INFORMATION SHOWN:
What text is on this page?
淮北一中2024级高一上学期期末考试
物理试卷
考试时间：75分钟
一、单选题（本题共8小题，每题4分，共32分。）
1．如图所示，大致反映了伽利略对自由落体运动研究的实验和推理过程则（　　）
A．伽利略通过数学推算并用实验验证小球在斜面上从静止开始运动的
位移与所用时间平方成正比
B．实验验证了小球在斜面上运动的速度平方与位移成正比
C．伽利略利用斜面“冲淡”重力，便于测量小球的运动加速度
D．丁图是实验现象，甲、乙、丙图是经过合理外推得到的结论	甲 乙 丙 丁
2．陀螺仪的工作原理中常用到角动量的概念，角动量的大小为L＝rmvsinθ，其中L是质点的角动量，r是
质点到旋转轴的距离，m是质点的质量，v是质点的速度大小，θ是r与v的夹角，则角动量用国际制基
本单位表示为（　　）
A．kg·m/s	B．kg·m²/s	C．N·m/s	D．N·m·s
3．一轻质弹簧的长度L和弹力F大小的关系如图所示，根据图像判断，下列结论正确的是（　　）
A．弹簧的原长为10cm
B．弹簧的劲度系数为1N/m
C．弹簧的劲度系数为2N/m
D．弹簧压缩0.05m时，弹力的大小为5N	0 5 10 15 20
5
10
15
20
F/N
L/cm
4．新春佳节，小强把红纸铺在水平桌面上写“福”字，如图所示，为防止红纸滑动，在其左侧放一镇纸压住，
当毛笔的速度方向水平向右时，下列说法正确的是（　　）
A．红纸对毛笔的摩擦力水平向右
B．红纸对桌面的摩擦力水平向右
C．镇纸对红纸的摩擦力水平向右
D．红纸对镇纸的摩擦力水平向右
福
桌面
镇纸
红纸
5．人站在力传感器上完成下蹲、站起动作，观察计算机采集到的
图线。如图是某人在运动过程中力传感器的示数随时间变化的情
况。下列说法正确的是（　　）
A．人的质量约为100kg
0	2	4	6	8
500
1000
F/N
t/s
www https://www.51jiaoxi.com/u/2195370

---

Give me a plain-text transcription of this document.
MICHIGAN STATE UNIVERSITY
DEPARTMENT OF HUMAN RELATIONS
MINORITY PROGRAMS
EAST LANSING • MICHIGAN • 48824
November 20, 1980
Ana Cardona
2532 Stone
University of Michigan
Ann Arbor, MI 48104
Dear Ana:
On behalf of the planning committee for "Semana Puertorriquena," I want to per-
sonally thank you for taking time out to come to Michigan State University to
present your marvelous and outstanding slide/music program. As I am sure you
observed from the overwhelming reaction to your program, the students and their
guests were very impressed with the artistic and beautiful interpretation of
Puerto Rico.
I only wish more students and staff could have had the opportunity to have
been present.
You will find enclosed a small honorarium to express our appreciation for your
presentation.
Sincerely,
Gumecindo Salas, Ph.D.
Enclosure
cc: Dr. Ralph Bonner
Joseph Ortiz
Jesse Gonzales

...

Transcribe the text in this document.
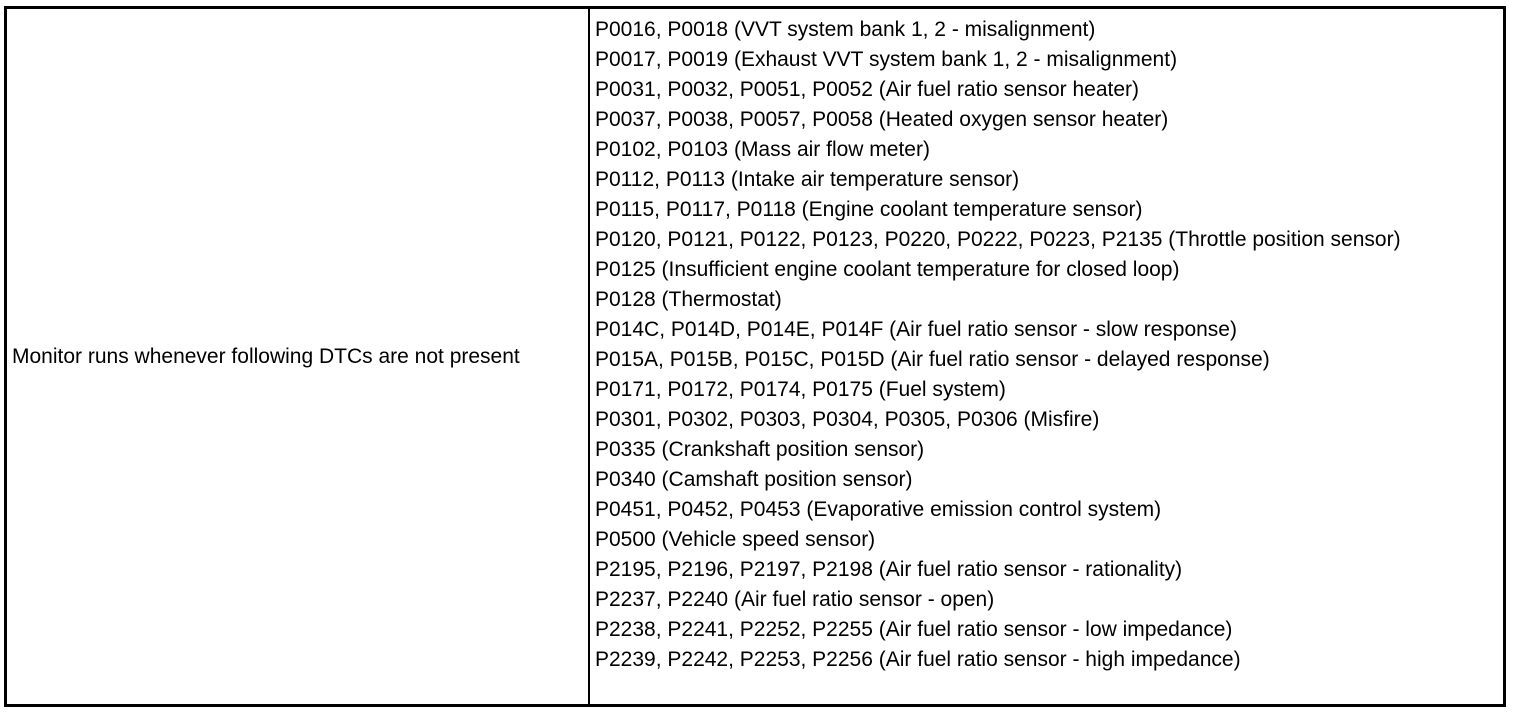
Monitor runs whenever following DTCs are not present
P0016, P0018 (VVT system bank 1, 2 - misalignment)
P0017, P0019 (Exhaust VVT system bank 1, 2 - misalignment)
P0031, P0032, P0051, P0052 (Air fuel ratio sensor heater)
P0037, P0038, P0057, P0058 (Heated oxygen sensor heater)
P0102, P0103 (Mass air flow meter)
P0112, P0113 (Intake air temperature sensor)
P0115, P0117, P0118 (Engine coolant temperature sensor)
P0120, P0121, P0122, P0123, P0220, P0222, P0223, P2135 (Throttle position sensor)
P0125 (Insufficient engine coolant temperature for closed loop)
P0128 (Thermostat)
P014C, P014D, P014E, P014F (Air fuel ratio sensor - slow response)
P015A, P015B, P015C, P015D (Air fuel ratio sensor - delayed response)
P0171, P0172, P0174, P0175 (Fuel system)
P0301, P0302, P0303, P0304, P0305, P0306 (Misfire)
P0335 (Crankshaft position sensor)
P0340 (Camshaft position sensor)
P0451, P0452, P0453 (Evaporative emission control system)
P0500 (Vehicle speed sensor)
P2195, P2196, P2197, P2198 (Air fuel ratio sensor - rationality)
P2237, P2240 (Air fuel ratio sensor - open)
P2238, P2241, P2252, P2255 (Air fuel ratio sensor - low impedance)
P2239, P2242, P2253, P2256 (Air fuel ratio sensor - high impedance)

WRITTEN PROBLEM: Identify and copy all lines with the word "coolant".

RESULT FOR THIS TASK:
P0115, P0117, P0118 (Engine coolant temperature sensor)
P0125 (Insufficient engine coolant temperature for closed loop)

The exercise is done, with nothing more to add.